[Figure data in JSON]
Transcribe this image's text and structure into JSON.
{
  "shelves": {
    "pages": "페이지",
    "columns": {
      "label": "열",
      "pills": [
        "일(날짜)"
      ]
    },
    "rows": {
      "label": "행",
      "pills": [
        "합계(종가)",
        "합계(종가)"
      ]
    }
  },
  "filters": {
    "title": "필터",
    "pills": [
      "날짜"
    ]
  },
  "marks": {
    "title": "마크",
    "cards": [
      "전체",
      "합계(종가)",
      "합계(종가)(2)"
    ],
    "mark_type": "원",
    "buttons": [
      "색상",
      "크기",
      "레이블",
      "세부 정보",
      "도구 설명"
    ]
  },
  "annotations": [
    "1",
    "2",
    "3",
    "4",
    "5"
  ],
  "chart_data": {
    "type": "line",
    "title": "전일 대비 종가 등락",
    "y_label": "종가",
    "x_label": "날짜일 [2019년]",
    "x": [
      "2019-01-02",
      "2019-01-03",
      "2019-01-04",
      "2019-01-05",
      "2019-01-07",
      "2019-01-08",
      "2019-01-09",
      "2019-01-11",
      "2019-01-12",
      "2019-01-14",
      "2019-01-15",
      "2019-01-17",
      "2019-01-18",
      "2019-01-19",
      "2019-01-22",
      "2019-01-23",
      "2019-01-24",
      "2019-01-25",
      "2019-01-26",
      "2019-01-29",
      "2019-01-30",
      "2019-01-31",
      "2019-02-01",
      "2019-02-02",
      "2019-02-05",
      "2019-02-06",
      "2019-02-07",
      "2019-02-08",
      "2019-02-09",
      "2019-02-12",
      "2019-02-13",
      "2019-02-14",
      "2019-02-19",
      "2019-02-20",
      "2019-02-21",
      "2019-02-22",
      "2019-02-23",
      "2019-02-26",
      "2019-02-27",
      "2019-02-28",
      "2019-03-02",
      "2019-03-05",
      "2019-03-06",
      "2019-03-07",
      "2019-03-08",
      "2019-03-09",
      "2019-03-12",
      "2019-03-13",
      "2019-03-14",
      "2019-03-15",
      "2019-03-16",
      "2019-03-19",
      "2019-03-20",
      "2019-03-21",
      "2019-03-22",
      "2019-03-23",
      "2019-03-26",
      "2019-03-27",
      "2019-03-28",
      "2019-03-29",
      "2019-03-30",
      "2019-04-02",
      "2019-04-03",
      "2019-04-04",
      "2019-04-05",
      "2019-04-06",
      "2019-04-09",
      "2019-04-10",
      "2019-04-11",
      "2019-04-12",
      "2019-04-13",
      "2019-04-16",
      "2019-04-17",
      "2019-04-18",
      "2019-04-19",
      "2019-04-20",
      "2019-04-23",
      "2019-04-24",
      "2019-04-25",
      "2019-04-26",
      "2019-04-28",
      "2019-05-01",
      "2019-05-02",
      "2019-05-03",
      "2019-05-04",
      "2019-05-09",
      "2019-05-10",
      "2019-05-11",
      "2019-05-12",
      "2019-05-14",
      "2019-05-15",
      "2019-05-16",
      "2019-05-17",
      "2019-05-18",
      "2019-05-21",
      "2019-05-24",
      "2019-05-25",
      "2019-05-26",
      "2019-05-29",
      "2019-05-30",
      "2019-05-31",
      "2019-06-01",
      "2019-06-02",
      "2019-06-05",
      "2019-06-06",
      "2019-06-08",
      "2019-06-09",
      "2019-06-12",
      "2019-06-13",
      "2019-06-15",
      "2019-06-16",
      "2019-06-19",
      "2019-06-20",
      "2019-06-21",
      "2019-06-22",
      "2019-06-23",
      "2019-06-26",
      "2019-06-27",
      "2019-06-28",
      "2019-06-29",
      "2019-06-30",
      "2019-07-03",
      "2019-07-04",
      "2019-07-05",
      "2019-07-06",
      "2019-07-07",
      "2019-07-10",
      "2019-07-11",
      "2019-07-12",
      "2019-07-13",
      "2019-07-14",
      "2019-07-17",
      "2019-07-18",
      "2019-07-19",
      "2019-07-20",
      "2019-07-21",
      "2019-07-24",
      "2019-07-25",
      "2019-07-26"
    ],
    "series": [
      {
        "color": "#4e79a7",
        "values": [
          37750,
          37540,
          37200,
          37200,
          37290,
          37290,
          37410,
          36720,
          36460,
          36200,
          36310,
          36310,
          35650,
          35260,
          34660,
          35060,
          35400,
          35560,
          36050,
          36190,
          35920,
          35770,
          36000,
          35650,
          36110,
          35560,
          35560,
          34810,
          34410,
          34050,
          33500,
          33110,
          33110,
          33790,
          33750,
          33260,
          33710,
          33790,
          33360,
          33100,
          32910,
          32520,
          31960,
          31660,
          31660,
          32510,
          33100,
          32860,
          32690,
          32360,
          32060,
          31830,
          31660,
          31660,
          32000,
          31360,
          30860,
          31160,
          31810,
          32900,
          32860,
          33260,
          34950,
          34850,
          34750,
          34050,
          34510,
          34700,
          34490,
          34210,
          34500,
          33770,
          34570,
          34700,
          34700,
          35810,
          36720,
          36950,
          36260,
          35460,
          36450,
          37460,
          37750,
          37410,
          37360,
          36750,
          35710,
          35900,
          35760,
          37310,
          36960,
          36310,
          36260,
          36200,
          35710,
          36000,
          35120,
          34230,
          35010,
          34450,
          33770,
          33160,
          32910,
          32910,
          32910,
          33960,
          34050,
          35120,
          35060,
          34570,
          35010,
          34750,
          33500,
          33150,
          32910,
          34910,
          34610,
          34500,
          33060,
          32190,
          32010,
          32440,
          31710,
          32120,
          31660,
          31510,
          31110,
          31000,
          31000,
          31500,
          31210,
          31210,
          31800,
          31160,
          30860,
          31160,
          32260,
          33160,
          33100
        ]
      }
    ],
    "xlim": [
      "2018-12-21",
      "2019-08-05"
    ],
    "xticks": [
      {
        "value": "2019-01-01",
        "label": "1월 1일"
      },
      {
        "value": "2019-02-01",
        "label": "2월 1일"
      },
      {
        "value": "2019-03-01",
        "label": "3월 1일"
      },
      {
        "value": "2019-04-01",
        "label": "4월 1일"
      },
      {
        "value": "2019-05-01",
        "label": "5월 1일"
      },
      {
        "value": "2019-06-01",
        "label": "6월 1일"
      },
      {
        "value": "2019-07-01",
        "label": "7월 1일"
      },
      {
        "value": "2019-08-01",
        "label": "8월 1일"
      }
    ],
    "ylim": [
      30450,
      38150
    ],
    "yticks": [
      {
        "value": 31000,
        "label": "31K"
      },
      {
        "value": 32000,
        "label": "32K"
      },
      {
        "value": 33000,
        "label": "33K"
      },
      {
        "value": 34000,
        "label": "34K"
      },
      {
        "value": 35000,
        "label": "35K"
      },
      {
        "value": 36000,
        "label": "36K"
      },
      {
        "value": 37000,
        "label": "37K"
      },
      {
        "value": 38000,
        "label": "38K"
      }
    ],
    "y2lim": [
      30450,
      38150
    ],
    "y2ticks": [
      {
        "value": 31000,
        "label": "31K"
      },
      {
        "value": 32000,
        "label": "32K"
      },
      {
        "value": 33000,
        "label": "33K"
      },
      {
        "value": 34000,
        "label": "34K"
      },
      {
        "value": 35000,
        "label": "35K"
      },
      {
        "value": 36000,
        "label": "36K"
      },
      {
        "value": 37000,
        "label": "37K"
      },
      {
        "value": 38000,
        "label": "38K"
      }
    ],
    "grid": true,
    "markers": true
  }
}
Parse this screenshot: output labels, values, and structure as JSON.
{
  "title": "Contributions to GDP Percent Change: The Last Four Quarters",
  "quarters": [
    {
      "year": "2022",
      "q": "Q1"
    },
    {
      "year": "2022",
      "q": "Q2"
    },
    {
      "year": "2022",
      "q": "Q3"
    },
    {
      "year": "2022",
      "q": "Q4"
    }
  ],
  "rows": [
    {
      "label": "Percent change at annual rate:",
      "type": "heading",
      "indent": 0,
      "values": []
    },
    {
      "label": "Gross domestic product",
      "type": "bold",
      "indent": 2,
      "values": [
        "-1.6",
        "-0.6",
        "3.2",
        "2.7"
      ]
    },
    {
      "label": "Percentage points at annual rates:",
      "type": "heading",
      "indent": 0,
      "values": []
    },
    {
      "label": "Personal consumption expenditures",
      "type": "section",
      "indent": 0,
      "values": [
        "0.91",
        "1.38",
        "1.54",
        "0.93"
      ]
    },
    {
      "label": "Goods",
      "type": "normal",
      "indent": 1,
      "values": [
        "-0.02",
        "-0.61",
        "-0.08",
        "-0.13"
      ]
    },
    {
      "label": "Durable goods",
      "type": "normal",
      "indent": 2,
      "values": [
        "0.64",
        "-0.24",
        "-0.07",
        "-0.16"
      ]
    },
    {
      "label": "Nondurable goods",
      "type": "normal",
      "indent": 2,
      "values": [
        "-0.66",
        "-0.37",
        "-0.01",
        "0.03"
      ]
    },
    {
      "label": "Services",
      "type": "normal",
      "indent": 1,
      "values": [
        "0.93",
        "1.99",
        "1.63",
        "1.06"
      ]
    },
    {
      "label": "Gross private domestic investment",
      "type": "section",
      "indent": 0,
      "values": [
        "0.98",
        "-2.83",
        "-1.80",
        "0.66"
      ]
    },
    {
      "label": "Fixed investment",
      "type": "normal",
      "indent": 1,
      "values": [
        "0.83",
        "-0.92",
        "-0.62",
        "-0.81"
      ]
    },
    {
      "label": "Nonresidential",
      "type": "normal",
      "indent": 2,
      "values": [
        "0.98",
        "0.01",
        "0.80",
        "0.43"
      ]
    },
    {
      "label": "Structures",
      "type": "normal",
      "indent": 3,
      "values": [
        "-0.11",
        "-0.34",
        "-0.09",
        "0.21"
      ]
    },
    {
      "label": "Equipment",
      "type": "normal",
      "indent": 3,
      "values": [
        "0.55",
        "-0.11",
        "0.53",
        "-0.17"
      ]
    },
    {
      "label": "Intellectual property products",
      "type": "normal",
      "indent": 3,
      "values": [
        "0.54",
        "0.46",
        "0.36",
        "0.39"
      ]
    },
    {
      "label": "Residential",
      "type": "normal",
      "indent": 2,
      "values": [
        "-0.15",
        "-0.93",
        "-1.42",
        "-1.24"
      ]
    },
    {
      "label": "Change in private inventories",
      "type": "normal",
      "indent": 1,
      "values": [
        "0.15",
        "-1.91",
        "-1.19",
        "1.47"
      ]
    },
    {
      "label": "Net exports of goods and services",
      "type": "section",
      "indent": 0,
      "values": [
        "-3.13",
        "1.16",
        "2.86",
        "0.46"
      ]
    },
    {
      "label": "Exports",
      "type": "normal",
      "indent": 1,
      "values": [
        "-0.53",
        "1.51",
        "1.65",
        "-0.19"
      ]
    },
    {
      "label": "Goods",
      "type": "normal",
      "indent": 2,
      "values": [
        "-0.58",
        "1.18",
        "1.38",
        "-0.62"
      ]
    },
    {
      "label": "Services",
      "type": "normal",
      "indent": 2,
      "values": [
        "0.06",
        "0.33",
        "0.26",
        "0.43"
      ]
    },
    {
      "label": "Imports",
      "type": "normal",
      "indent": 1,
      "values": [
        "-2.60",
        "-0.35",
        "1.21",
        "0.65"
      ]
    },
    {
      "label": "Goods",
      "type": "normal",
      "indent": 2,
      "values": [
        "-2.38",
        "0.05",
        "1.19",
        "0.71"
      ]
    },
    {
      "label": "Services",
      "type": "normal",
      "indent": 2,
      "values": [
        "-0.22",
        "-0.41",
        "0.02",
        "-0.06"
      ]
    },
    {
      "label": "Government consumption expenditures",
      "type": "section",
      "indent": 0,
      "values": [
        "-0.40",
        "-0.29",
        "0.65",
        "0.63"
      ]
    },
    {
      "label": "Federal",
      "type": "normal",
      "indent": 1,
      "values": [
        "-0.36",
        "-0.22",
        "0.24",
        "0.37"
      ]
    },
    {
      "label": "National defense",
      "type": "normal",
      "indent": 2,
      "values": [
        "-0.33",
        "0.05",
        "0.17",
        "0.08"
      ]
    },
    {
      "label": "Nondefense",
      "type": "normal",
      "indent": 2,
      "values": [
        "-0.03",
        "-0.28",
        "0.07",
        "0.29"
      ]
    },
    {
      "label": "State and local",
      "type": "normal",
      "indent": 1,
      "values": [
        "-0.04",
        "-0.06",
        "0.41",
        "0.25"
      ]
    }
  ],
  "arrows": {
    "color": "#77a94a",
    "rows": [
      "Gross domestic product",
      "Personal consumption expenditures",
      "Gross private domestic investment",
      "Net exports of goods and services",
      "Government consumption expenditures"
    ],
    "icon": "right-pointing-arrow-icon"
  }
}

> Your instructions: Copy each line of the entries that includes the word "expenditures".

> Final result:
      "label": "Personal consumption expenditures",
      "label": "Government consumption expenditures",
      "Personal consumption expenditures",
      "Government consumption expenditures"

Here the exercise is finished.